Exercise details
Note how many lines hold the string "nghĩ" and give that number without any other words.

Supplied data
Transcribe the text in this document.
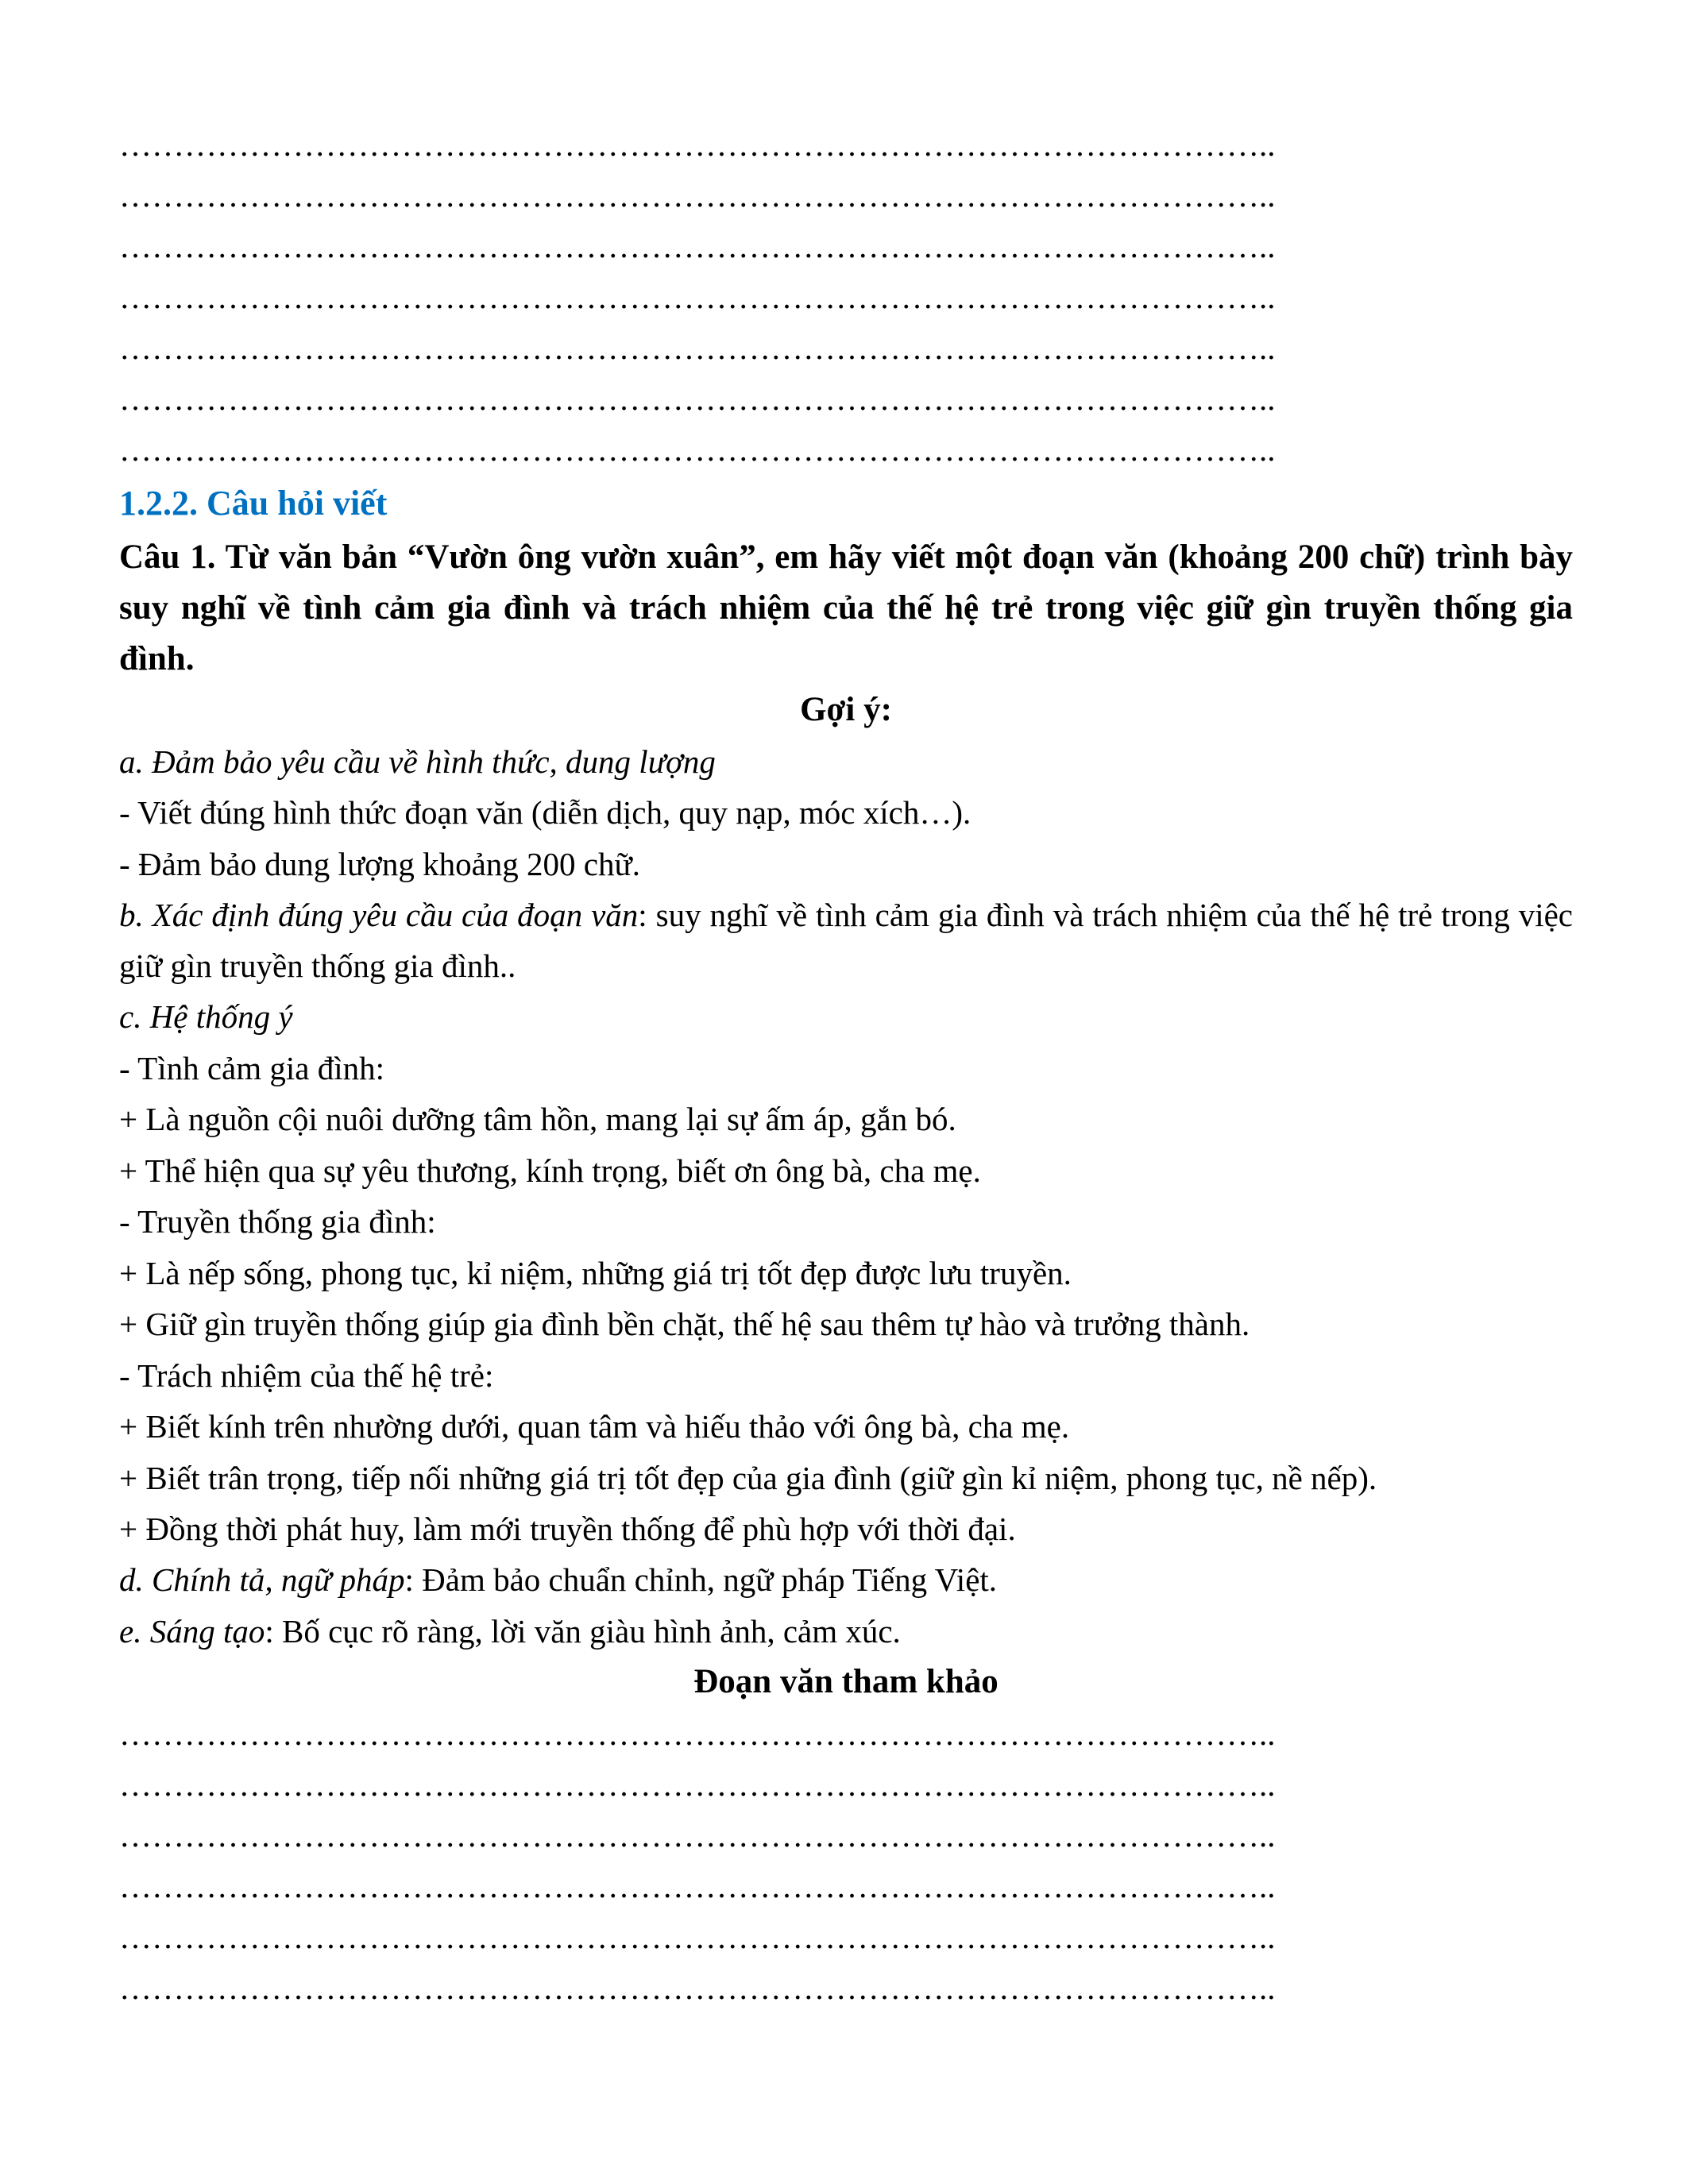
……………………………………………………………………………………………..
……………………………………………………………………………………………..
……………………………………………………………………………………………..
……………………………………………………………………………………………..
……………………………………………………………………………………………..
……………………………………………………………………………………………..
……………………………………………………………………………………………..
1.2.2. Câu hỏi viết
Câu 1. Từ văn bản “Vườn ông vườn xuân”, em hãy viết một đoạn văn (khoảng 200 chữ) trình bày suy nghĩ về tình cảm gia đình và trách nhiệm của thế hệ trẻ trong việc giữ gìn truyền thống gia đình.
Gợi ý:
a. Đảm bảo yêu cầu về hình thức, dung lượng
- Viết đúng hình thức đoạn văn (diễn dịch, quy nạp, móc xích…).
- Đảm bảo dung lượng khoảng 200 chữ.
b. Xác định đúng yêu cầu của đoạn văn: suy nghĩ về tình cảm gia đình và trách nhiệm của thế hệ trẻ trong việc giữ gìn truyền thống gia đình..
c. Hệ thống ý
- Tình cảm gia đình:
+ Là nguồn cội nuôi dưỡng tâm hồn, mang lại sự ấm áp, gắn bó.
+ Thể hiện qua sự yêu thương, kính trọng, biết ơn ông bà, cha mẹ.
- Truyền thống gia đình:
+ Là nếp sống, phong tục, kỉ niệm, những giá trị tốt đẹp được lưu truyền.
+ Giữ gìn truyền thống giúp gia đình bền chặt, thế hệ sau thêm tự hào và trưởng thành.
- Trách nhiệm của thế hệ trẻ:
+ Biết kính trên nhường dưới, quan tâm và hiếu thảo với ông bà, cha mẹ.
+ Biết trân trọng, tiếp nối những giá trị tốt đẹp của gia đình (giữ gìn kỉ niệm, phong tục, nề nếp).
+ Đồng thời phát huy, làm mới truyền thống để phù hợp với thời đại.
d. Chính tả, ngữ pháp: Đảm bảo chuẩn chỉnh, ngữ pháp Tiếng Việt.
e. Sáng tạo: Bố cục rõ ràng, lời văn giàu hình ảnh, cảm xúc.
Đoạn văn tham khảo
……………………………………………………………………………………………..
……………………………………………………………………………………………..
……………………………………………………………………………………………..
……………………………………………………………………………………………..
……………………………………………………………………………………………..
……………………………………………………………………………………………..
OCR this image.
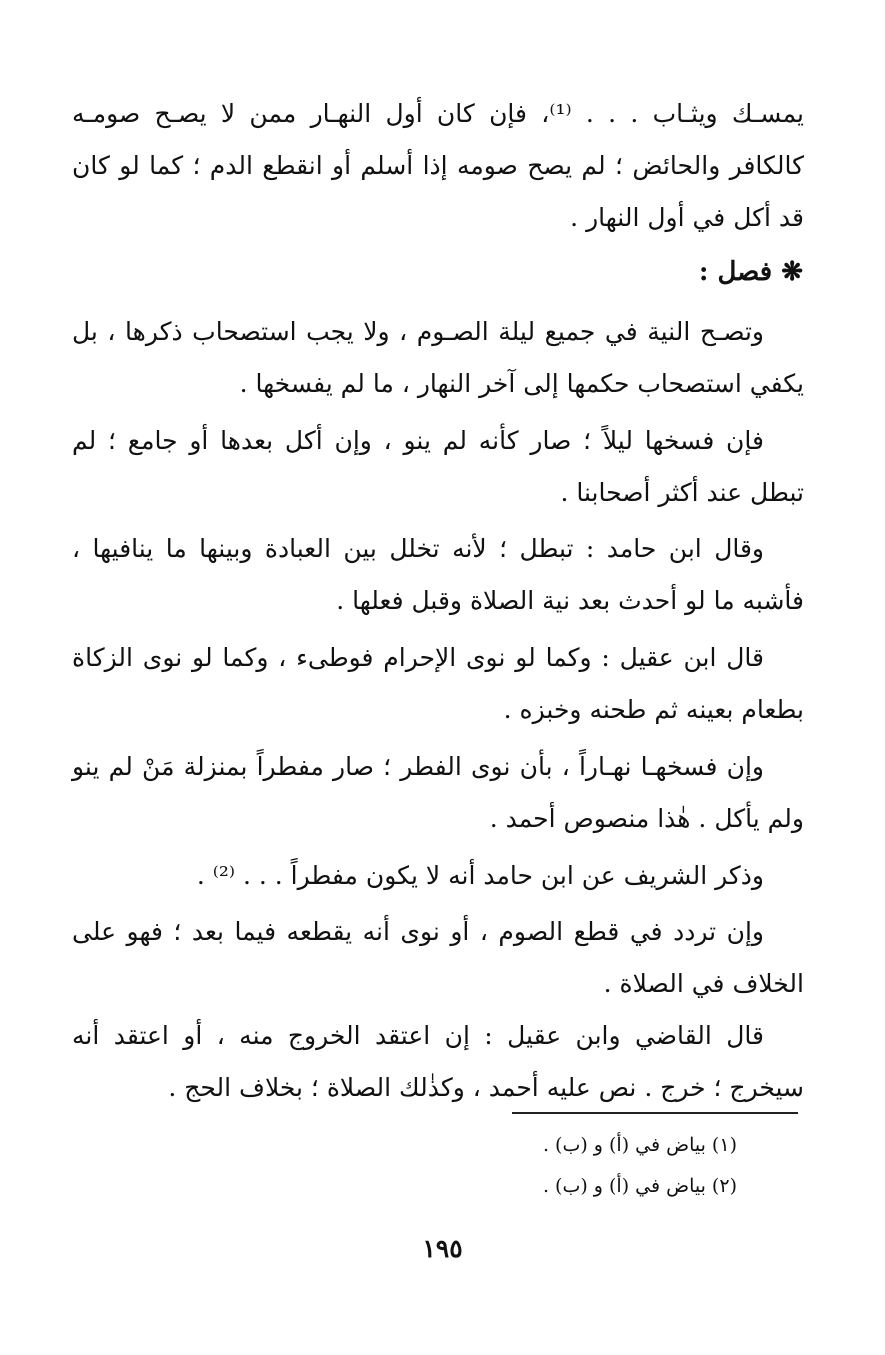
يمسـك ويثـاب . . . ⁽¹⁾، فإن كان أول النهـار ممن لا يصـح صومـه كالكافر والحائض ؛ لم يصح صومه إذا أسلم أو انقطع الدم ؛ كما لو كان قد أكل في أول النهار .
❋ فصل :
وتصـح النية في جميع ليلة الصـوم ، ولا يجب استصحاب ذكرها ، بل يكفي استصحاب حكمها إلى آخر النهار ، ما لم يفسخها .
فإن فسخها ليلاً ؛ صار كأنه لم ينو ، وإن أكل بعدها أو جامع ؛ لم تبطل عند أكثر أصحابنا .
وقال ابن حامد : تبطل ؛ لأنه تخلل بين العبادة وبينها ما ينافيها ، فأشبه ما لو أحدث بعد نية الصلاة وقبل فعلها .
قال ابن عقيل : وكما لو نوى الإحرام فوطىء ، وكما لو نوى الزكاة بطعام بعينه ثم طحنه وخبزه .
وإن فسخهـا نهـاراً ، بأن نوى الفطر ؛ صار مفطراً بمنزلة مَنْ لم ينو ولم يأكل . هٰذا منصوص أحمد .
وذكر الشريف عن ابن حامد أنه لا يكون مفطراً . . . ⁽²⁾ .
وإن تردد في قطع الصوم ، أو نوى أنه يقطعه فيما بعد ؛ فهو على الخلاف في الصلاة .
قال القاضي وابن عقيل : إن اعتقد الخروج منه ، أو اعتقد أنه سيخرج ؛ خرج . نص عليه أحمد ، وكذٰلك الصلاة ؛ بخلاف الحج .
(١) بياض في (أ) و (ب) .
(٢) بياض في (أ) و (ب) .
١٩٥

Worked answer
2